Stored items from a collection
▼▼▼

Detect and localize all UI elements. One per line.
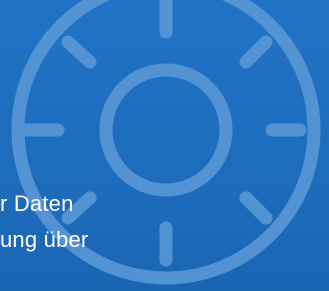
dial-inner-ring <box>99 63 233 197</box>
dial-spoke-top-left <box>61 35 97 69</box>
promo-banner[interactable]: r Daten ung über <box>0 0 329 291</box>
caption-line-2: ung über <box>0 227 89 252</box>
caption-line-1: r Daten <box>0 191 74 216</box>
dial-spoke-top-right <box>239 35 273 69</box>
banner-caption: r Daten ung über <box>0 186 88 258</box>
dial-spoke-bottom-right <box>239 191 273 225</box>
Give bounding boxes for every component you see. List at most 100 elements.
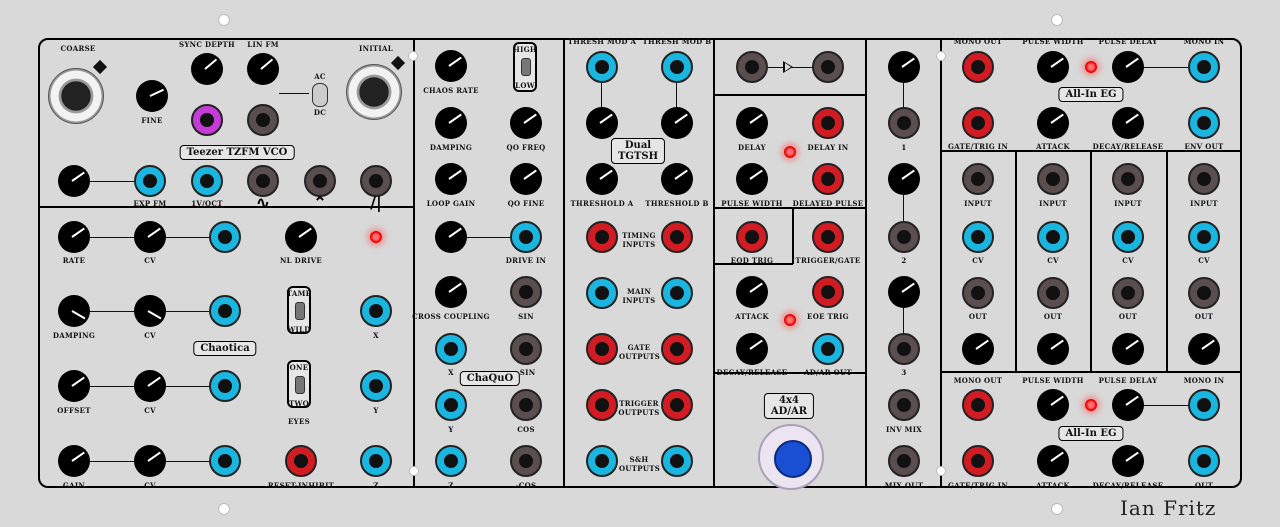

▲▲▲

Exercise details
Express every line of the material above as a JSON list of strings, one string per line, with blank lines omitted. Leave the pictures out of the answer.

The answer
[
  "Detect and localize all UI elements. One per line.",
  "dial-inner-ring <box>99 63 233 197</box>",
  "dial-spoke-top-left <box>61 35 97 69</box>",
  "promo-banner[interactable]: r Daten ung über <box>0 0 329 291</box>",
  "caption-line-2: ung über <box>0 227 89 252</box>",
  "caption-line-1: r Daten <box>0 191 74 216</box>",
  "dial-spoke-top-right <box>239 35 273 69</box>",
  "banner-caption: r Daten ung über <box>0 186 88 258</box>",
  "dial-spoke-bottom-right <box>239 191 273 225</box>",
  "Give bounding boxes for every component you see. List at most 100 elements."
]